## [MATERIAL FOR THIS EXERCISE]
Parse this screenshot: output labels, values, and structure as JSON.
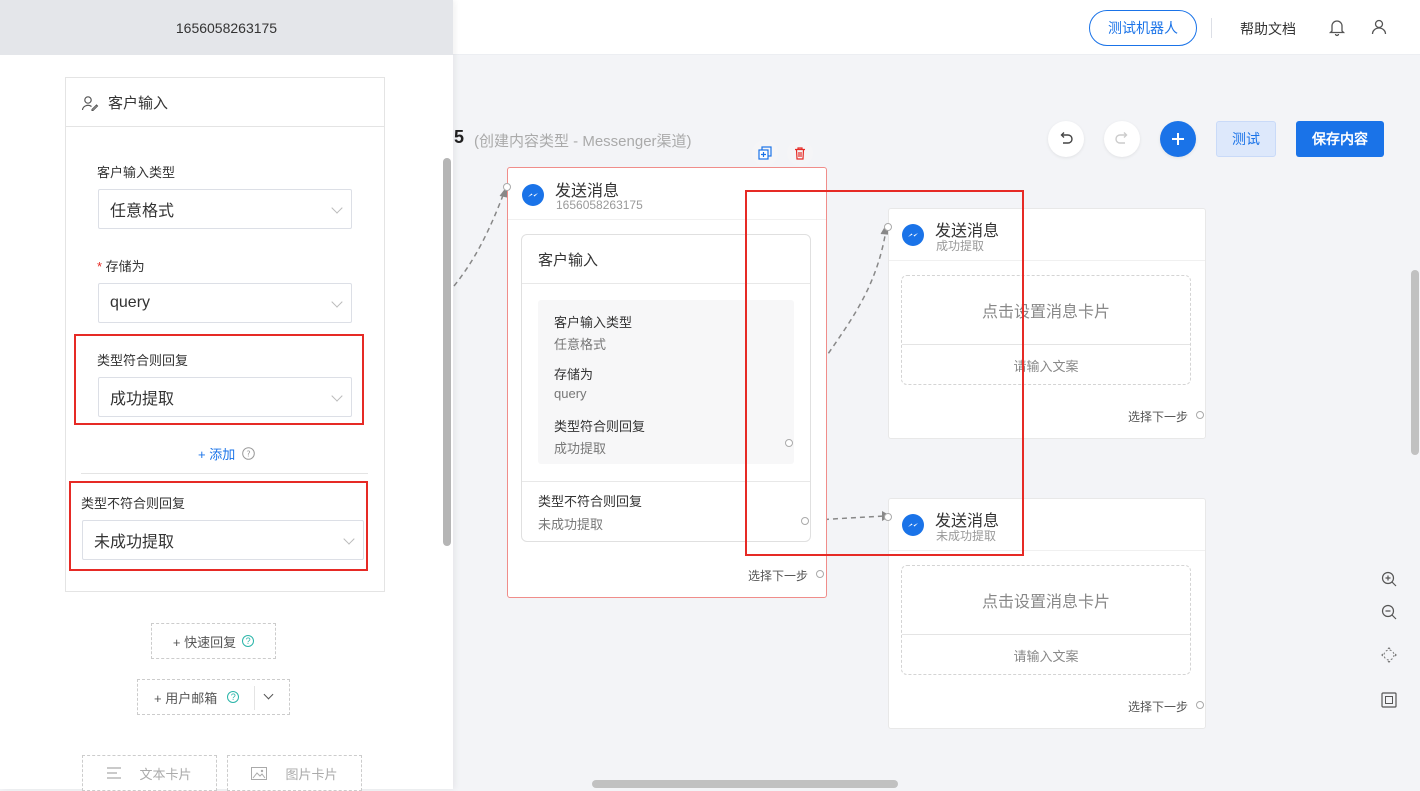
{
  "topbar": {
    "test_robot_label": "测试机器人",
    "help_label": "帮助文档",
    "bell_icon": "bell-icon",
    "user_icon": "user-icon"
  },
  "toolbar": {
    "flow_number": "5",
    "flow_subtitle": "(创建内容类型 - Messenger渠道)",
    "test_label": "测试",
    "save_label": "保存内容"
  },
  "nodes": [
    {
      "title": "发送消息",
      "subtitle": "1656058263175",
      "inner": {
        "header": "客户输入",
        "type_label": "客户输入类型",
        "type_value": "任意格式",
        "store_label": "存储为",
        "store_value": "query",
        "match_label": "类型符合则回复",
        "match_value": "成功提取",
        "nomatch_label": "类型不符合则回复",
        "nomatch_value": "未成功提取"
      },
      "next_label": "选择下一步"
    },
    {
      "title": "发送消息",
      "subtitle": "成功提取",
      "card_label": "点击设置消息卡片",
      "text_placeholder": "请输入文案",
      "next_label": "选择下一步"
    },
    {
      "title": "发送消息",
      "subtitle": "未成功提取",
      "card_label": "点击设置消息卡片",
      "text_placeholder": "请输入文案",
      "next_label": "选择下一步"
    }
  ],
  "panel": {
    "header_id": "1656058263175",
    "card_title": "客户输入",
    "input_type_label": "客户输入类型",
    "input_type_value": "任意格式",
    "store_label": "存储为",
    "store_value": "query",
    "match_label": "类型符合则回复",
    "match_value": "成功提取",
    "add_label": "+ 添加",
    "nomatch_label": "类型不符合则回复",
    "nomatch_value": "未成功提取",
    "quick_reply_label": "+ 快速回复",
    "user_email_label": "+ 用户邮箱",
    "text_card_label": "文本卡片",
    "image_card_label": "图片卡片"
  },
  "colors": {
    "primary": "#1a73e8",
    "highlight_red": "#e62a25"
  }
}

## [OBJECTIVE]
Look through the data and gather every line with the string "icon" in it.

## [CORRECT RESPONSE]
    "bell_icon": "bell-icon",
    "user_icon": "user-icon"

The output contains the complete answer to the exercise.